[start PROVIDED INFORMATION]

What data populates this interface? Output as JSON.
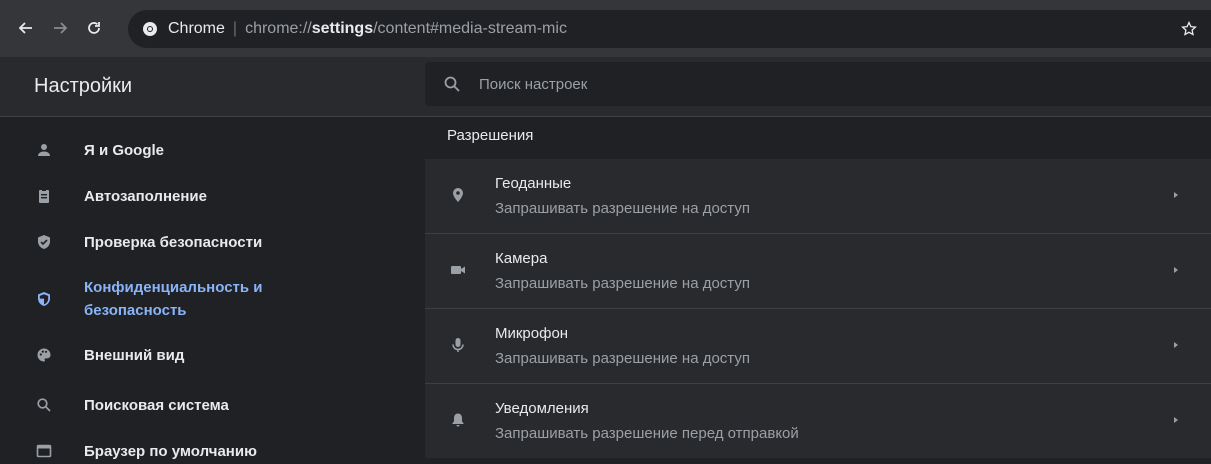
{
  "browser": {
    "site_name": "Chrome",
    "url_prefix": "chrome://",
    "url_bold": "settings",
    "url_rest": "/content#media-stream-mic"
  },
  "header": {
    "title": "Настройки",
    "search_placeholder": "Поиск настроек"
  },
  "sidebar": {
    "items": [
      {
        "label": "Я и Google",
        "icon": "person-icon"
      },
      {
        "label": "Автозаполнение",
        "icon": "clipboard-icon"
      },
      {
        "label": "Проверка безопасности",
        "icon": "shield-check-icon"
      },
      {
        "label_line1": "Конфиденциальность и",
        "label_line2": "безопасность",
        "icon": "shield-half-icon",
        "active": true
      },
      {
        "label": "Внешний вид",
        "icon": "palette-icon"
      },
      {
        "label": "Поисковая система",
        "icon": "search-icon"
      },
      {
        "label": "Браузер по умолчанию",
        "icon": "browser-window-icon"
      }
    ]
  },
  "main": {
    "section_title": "Разрешения",
    "permissions": [
      {
        "title": "Геоданные",
        "subtitle": "Запрашивать разрешение на доступ",
        "icon": "location-pin-icon"
      },
      {
        "title": "Камера",
        "subtitle": "Запрашивать разрешение на доступ",
        "icon": "videocam-icon"
      },
      {
        "title": "Микрофон",
        "subtitle": "Запрашивать разрешение на доступ",
        "icon": "mic-icon"
      },
      {
        "title": "Уведомления",
        "subtitle": "Запрашивать разрешение перед отправкой",
        "icon": "bell-icon"
      }
    ]
  },
  "colors": {
    "accent": "#8ab4f8",
    "background": "#202124",
    "surface": "#292a2d"
  }
}
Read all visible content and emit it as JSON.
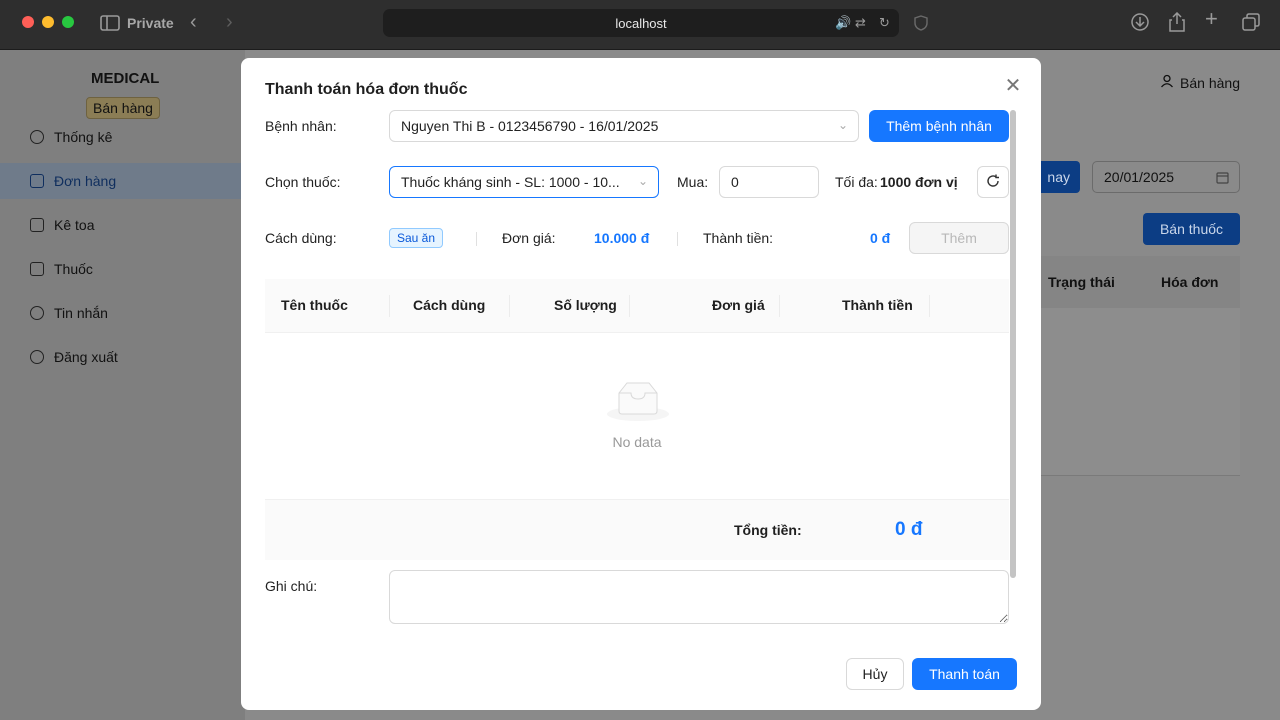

[end PROVIDED INFORMATION]

** GOAL **
Quote the entries above word for word. Leave the images out.

** OUTPUT FOR THIS TASK **
What data populates this interface? Output as JSON.
{
  "browser": {
    "site_name": "Chrome",
    "url_prefix": "chrome://",
    "url_bold": "settings",
    "url_rest": "/content#media-stream-mic"
  },
  "header": {
    "title": "Настройки",
    "search_placeholder": "Поиск настроек"
  },
  "sidebar": {
    "items": [
      {
        "label": "Я и Google",
        "icon": "person-icon"
      },
      {
        "label": "Автозаполнение",
        "icon": "clipboard-icon"
      },
      {
        "label": "Проверка безопасности",
        "icon": "shield-check-icon"
      },
      {
        "label_line1": "Конфиденциальность и",
        "label_line2": "безопасность",
        "icon": "shield-half-icon",
        "active": true
      },
      {
        "label": "Внешний вид",
        "icon": "palette-icon"
      },
      {
        "label": "Поисковая система",
        "icon": "search-icon"
      },
      {
        "label": "Браузер по умолчанию",
        "icon": "browser-window-icon"
      }
    ]
  },
  "main": {
    "section_title": "Разрешения",
    "permissions": [
      {
        "title": "Геоданные",
        "subtitle": "Запрашивать разрешение на доступ",
        "icon": "location-pin-icon"
      },
      {
        "title": "Камера",
        "subtitle": "Запрашивать разрешение на доступ",
        "icon": "videocam-icon"
      },
      {
        "title": "Микрофон",
        "subtitle": "Запрашивать разрешение на доступ",
        "icon": "mic-icon"
      },
      {
        "title": "Уведомления",
        "subtitle": "Запрашивать разрешение перед отправкой",
        "icon": "bell-icon"
      }
    ]
  },
  "colors": {
    "accent": "#8ab4f8",
    "background": "#202124",
    "surface": "#292a2d"
  }
}
Read all visible content and emit it as JSON.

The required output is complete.